(Dataset entries)

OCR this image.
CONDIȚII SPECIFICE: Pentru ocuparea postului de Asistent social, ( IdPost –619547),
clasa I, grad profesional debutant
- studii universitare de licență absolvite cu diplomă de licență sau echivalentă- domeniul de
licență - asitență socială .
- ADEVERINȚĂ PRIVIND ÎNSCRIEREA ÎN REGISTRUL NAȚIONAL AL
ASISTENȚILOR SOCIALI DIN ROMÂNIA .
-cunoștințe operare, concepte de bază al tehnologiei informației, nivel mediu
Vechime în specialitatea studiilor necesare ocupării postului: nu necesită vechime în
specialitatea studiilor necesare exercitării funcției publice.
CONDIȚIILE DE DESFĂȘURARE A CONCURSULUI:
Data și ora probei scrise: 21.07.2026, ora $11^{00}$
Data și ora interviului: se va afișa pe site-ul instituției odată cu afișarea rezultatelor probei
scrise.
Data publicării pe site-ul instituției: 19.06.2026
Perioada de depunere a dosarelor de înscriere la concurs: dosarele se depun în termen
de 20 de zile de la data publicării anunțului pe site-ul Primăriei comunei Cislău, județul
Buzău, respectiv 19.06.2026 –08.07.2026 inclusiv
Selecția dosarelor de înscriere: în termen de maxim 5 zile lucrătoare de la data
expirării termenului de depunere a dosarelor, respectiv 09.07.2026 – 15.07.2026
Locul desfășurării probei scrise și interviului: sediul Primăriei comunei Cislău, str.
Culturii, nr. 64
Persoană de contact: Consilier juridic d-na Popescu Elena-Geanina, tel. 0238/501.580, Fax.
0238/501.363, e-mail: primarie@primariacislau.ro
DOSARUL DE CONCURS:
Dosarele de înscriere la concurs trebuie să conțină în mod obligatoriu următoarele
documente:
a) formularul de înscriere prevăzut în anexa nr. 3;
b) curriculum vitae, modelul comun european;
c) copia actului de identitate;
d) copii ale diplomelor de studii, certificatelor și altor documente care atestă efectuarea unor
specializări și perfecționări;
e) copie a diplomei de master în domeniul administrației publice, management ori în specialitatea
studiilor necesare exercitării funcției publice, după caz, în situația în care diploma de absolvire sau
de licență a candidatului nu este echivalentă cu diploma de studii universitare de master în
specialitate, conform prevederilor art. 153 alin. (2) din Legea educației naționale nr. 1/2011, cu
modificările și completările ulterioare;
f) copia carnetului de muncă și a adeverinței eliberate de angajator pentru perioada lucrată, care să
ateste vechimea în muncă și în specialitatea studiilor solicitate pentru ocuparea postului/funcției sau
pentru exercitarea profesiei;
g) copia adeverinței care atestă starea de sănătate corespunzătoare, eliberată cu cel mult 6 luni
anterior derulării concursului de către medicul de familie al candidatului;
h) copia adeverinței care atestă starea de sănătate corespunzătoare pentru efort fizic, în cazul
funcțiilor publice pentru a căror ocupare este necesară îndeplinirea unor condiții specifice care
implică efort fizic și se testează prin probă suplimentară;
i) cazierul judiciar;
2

--

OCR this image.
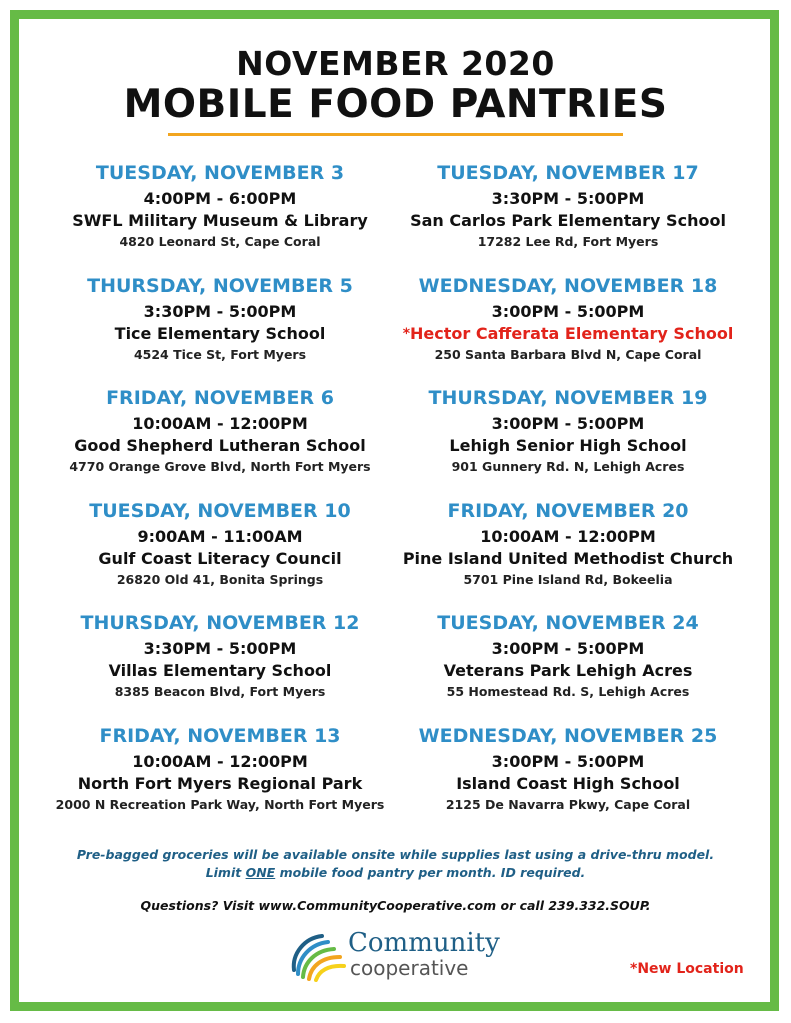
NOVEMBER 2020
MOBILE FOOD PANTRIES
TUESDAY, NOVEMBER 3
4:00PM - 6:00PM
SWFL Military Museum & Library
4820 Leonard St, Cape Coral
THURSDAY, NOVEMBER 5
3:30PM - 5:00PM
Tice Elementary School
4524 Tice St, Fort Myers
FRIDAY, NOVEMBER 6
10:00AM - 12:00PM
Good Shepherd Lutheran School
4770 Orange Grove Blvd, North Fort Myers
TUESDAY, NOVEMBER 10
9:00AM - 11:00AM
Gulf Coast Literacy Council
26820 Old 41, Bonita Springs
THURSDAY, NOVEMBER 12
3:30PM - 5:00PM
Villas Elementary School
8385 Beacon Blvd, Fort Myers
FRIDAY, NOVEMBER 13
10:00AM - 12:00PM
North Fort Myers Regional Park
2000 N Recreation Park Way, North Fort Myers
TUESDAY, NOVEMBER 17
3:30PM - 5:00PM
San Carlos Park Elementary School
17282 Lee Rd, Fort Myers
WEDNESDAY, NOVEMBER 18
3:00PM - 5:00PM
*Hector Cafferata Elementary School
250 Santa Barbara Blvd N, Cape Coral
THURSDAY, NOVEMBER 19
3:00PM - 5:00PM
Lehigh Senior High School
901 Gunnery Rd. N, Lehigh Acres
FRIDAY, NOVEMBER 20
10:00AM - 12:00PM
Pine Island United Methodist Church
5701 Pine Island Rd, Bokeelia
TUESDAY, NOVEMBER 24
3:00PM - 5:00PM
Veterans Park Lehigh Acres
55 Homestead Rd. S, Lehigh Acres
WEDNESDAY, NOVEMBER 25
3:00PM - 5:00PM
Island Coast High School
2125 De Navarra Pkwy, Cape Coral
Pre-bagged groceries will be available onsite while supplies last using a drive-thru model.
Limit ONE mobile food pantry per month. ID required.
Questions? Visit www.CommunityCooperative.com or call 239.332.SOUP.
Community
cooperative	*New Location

--

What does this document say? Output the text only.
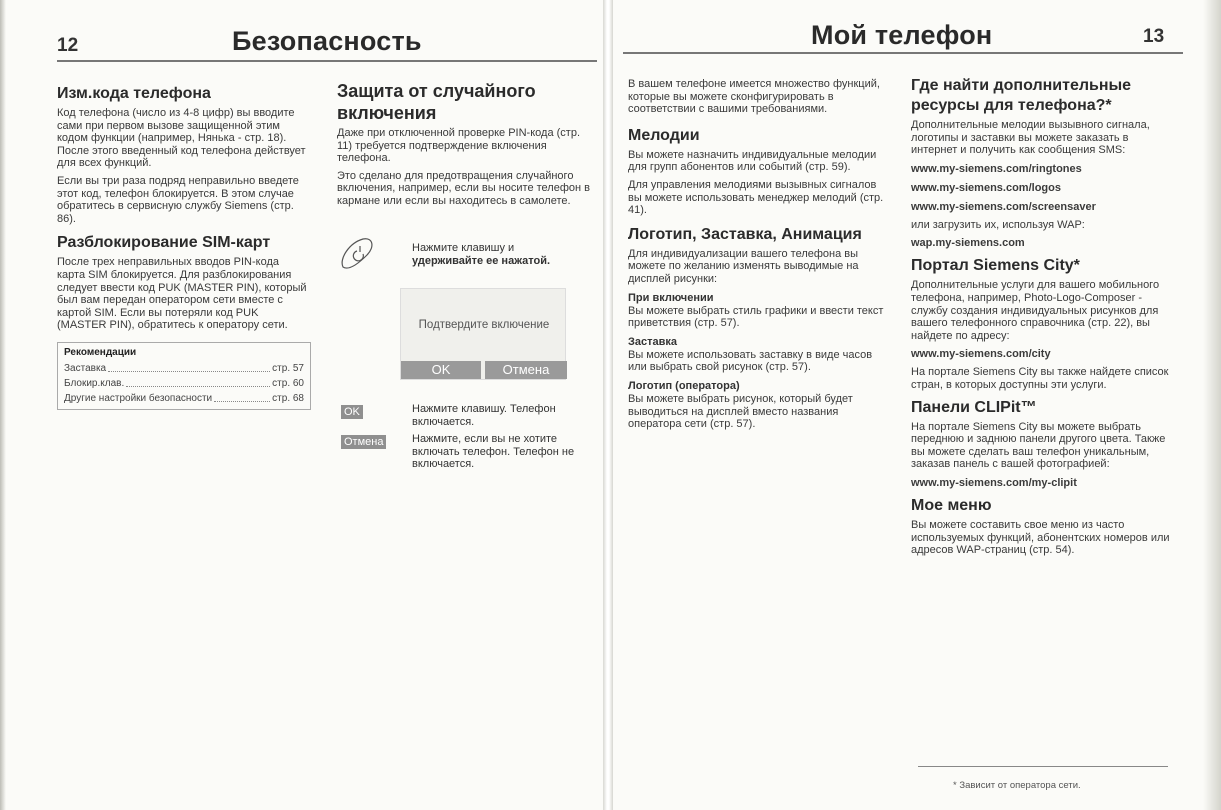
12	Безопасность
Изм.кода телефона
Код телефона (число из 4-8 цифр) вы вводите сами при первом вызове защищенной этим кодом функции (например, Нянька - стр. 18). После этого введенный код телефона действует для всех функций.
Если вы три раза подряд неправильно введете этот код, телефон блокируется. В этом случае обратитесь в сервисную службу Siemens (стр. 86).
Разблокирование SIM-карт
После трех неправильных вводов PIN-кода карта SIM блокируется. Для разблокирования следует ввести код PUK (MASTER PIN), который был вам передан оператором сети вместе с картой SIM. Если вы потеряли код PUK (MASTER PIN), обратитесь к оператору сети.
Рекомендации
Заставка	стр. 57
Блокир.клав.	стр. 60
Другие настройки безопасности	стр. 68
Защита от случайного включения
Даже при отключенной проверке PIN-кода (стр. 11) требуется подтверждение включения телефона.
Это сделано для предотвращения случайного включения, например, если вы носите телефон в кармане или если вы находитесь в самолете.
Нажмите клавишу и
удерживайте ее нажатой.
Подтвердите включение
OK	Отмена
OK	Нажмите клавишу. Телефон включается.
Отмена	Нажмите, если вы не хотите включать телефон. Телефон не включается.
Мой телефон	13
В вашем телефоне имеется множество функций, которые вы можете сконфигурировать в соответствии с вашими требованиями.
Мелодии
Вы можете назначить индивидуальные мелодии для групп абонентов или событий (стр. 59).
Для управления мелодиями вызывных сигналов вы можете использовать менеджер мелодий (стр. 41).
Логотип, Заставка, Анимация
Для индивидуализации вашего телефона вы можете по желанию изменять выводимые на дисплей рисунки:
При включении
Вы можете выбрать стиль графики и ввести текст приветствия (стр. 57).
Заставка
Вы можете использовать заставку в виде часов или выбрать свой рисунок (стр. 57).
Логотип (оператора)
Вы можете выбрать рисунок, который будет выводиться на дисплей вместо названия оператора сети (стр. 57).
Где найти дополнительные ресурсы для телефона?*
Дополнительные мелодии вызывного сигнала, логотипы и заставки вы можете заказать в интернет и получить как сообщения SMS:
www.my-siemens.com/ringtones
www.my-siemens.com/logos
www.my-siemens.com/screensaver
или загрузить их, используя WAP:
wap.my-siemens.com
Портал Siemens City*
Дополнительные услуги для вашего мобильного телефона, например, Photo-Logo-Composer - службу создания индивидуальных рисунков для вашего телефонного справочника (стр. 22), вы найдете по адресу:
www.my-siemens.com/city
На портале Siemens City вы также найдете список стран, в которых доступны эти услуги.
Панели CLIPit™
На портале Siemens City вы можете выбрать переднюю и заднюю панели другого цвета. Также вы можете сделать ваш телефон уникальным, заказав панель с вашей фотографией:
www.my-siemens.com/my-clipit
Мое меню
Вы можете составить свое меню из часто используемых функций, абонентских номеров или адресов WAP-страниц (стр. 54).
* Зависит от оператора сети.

* **Task brief**
Look above for lines with the word "probei" and copy them all.

* **Task output**
Data și ora probei scrise: 21.07.2026, ora $11^{00}$
Data și ora interviului: se va afișa pe site-ul instituției odată cu afișarea rezultatelor probei
Locul desfășurării probei scrise și interviului: sediul Primăriei comunei Cislău, str.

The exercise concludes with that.